*Exercise requirements:*
Count how many lines in this material contain "text". The answer is that number alone.

*Material for this exercise:*

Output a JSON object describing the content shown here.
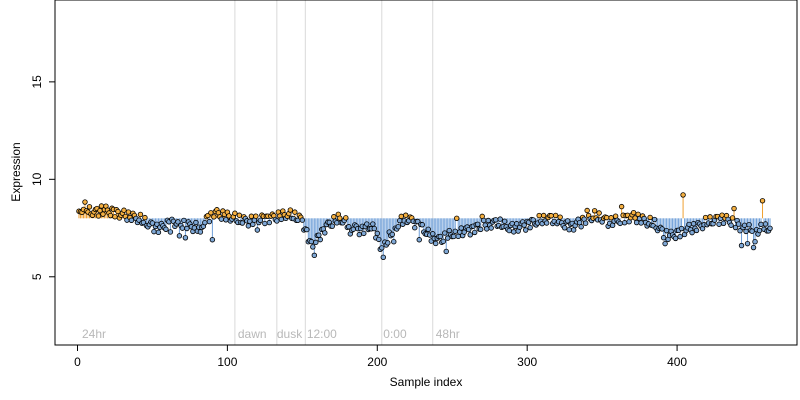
{
  "chart_data": {
    "type": "scatter",
    "xlabel": "Sample index",
    "ylabel": "Expression",
    "xlim": [
      -15,
      480
    ],
    "ylim": [
      1.5,
      19.2
    ],
    "x_ticks": [
      0,
      100,
      200,
      300,
      400
    ],
    "y_ticks": [
      5,
      10,
      15
    ],
    "baseline": 8.0,
    "colors": {
      "above": "#f5b041",
      "below": "#7fa8d6",
      "stem_above": "#f0a030",
      "stem_below": "#6f9fd8",
      "period_line": "#d9d9d9"
    },
    "period_lines": [
      105,
      133,
      152,
      203,
      237
    ],
    "period_labels": [
      {
        "x": 3,
        "text": "24hr"
      },
      {
        "x": 107,
        "text": "dawn"
      },
      {
        "x": 133,
        "text": "dusk"
      },
      {
        "x": 153,
        "text": "12:00"
      },
      {
        "x": 204,
        "text": "0:00"
      },
      {
        "x": 239,
        "text": "48hr"
      }
    ],
    "anchors": [
      [
        1,
        8.25
      ],
      [
        3,
        8.5
      ],
      [
        5,
        8.55
      ],
      [
        8,
        8.35
      ],
      [
        12,
        8.3
      ],
      [
        16,
        8.45
      ],
      [
        20,
        8.4
      ],
      [
        25,
        8.3
      ],
      [
        30,
        8.2
      ],
      [
        35,
        8.1
      ],
      [
        40,
        8.0
      ],
      [
        45,
        7.8
      ],
      [
        50,
        7.6
      ],
      [
        55,
        7.5
      ],
      [
        60,
        7.7
      ],
      [
        65,
        7.8
      ],
      [
        70,
        7.7
      ],
      [
        75,
        7.6
      ],
      [
        80,
        7.5
      ],
      [
        85,
        7.8
      ],
      [
        88,
        8.1
      ],
      [
        90,
        8.35
      ],
      [
        95,
        8.2
      ],
      [
        100,
        8.1
      ],
      [
        105,
        8.0
      ],
      [
        110,
        7.9
      ],
      [
        115,
        7.85
      ],
      [
        120,
        7.9
      ],
      [
        125,
        8.0
      ],
      [
        130,
        8.05
      ],
      [
        135,
        8.1
      ],
      [
        140,
        8.2
      ],
      [
        145,
        8.1
      ],
      [
        150,
        7.9
      ],
      [
        153,
        7.2
      ],
      [
        156,
        6.6
      ],
      [
        160,
        6.9
      ],
      [
        163,
        7.3
      ],
      [
        166,
        7.6
      ],
      [
        170,
        7.8
      ],
      [
        175,
        8.0
      ],
      [
        180,
        7.7
      ],
      [
        185,
        7.5
      ],
      [
        190,
        7.4
      ],
      [
        195,
        7.6
      ],
      [
        198,
        7.4
      ],
      [
        201,
        6.9
      ],
      [
        203,
        6.4
      ],
      [
        206,
        6.8
      ],
      [
        210,
        7.3
      ],
      [
        215,
        7.8
      ],
      [
        220,
        8.0
      ],
      [
        225,
        7.8
      ],
      [
        230,
        7.5
      ],
      [
        235,
        7.1
      ],
      [
        240,
        6.9
      ],
      [
        245,
        7.0
      ],
      [
        250,
        7.2
      ],
      [
        255,
        7.3
      ],
      [
        260,
        7.4
      ],
      [
        265,
        7.5
      ],
      [
        270,
        7.6
      ],
      [
        275,
        7.7
      ],
      [
        280,
        7.8
      ],
      [
        285,
        7.6
      ],
      [
        290,
        7.5
      ],
      [
        295,
        7.6
      ],
      [
        300,
        7.7
      ],
      [
        305,
        7.8
      ],
      [
        310,
        7.9
      ],
      [
        315,
        8.0
      ],
      [
        320,
        7.9
      ],
      [
        325,
        7.7
      ],
      [
        330,
        7.6
      ],
      [
        335,
        7.8
      ],
      [
        340,
        8.0
      ],
      [
        345,
        8.1
      ],
      [
        350,
        8.0
      ],
      [
        355,
        7.8
      ],
      [
        360,
        7.9
      ],
      [
        365,
        8.0
      ],
      [
        370,
        8.1
      ],
      [
        375,
        8.0
      ],
      [
        380,
        7.8
      ],
      [
        385,
        7.7
      ],
      [
        390,
        7.3
      ],
      [
        395,
        7.1
      ],
      [
        400,
        7.2
      ],
      [
        405,
        7.4
      ],
      [
        410,
        7.5
      ],
      [
        415,
        7.6
      ],
      [
        420,
        7.8
      ],
      [
        425,
        7.9
      ],
      [
        430,
        8.0
      ],
      [
        435,
        7.9
      ],
      [
        440,
        7.7
      ],
      [
        445,
        7.4
      ],
      [
        450,
        7.5
      ],
      [
        455,
        7.4
      ],
      [
        460,
        7.5
      ],
      [
        462,
        7.5
      ]
    ],
    "spikes": [
      [
        90,
        6.9
      ],
      [
        404,
        9.2
      ],
      [
        457,
        8.9
      ],
      [
        438,
        8.5
      ],
      [
        363,
        8.6
      ],
      [
        253,
        8.0
      ],
      [
        270,
        8.1
      ],
      [
        340,
        8.4
      ],
      [
        158,
        6.1
      ],
      [
        204,
        6.0
      ],
      [
        246,
        6.3
      ],
      [
        392,
        6.7
      ],
      [
        443,
        6.6
      ],
      [
        452,
        6.8
      ],
      [
        447,
        6.7
      ],
      [
        451,
        6.5
      ],
      [
        62,
        7.3
      ],
      [
        68,
        7.1
      ],
      [
        72,
        7.0
      ],
      [
        82,
        7.3
      ],
      [
        120,
        7.4
      ],
      [
        182,
        7.2
      ],
      [
        199,
        7.0
      ],
      [
        211,
        6.8
      ],
      [
        228,
        6.9
      ]
    ],
    "point_count": 462
  }
}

*In response:*
6